* START Input data *

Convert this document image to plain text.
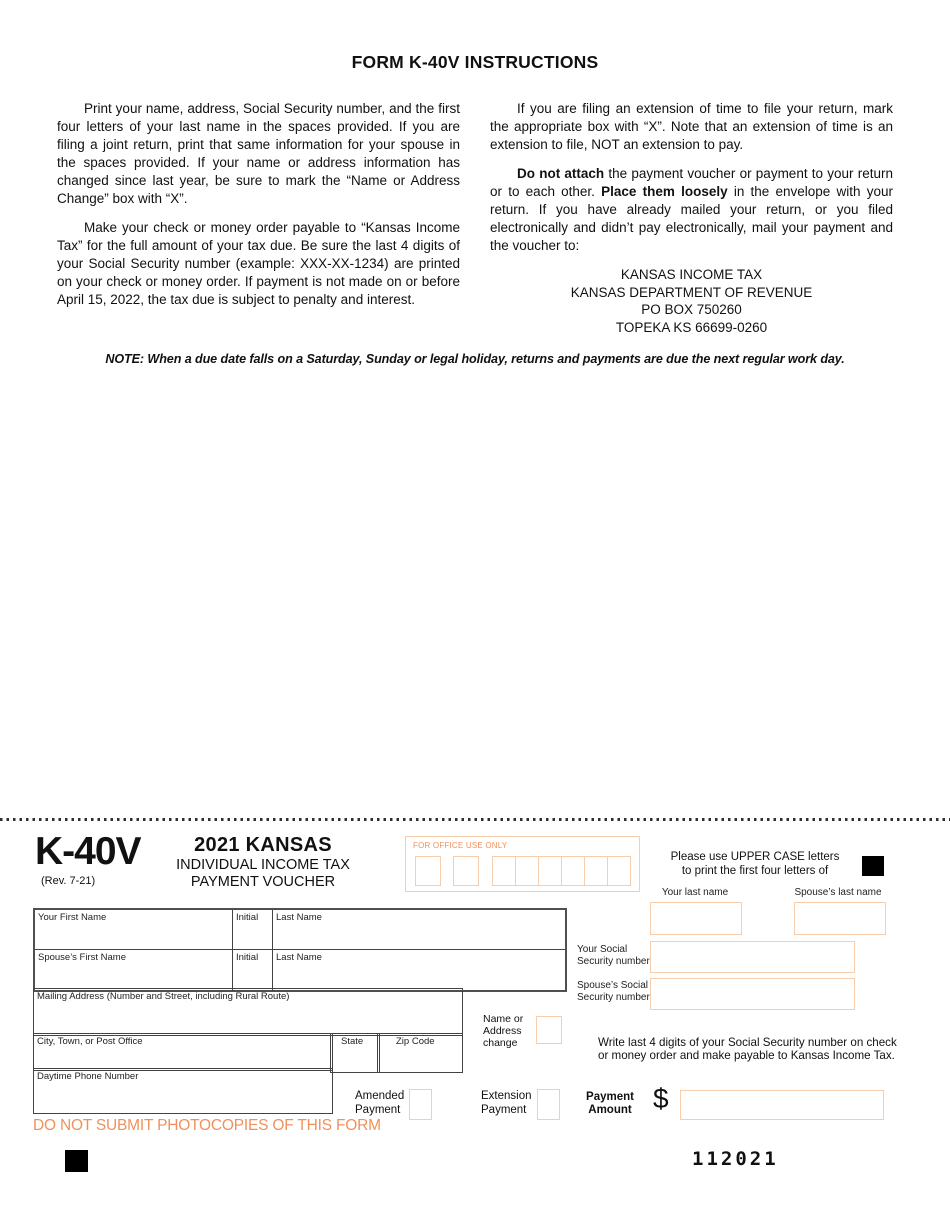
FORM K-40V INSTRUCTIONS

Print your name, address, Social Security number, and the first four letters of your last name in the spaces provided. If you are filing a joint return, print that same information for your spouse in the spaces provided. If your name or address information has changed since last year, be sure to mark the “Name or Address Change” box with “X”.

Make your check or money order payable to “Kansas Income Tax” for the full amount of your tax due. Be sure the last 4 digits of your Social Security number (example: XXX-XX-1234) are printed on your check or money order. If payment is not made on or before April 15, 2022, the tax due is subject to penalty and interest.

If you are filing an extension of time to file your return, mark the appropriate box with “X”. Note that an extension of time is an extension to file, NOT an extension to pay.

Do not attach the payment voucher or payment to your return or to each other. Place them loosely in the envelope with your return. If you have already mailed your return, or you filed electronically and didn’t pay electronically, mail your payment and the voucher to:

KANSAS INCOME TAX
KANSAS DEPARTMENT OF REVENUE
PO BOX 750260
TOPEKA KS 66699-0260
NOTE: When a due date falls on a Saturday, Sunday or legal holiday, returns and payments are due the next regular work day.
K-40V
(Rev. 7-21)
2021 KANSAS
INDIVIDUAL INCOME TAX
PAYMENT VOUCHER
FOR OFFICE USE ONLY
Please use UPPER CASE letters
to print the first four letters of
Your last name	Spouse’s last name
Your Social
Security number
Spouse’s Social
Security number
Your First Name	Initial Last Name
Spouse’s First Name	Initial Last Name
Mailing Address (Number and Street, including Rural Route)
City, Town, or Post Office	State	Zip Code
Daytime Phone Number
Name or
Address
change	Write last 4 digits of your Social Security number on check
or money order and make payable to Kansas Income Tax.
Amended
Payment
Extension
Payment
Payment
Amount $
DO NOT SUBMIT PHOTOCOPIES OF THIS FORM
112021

* END Input data *

■ Aim
Filter the entries down to the lines with the word "Initial" in them.

■ Solution below
Your First Name	Initial Last Name
Spouse’s First Name	Initial Last Name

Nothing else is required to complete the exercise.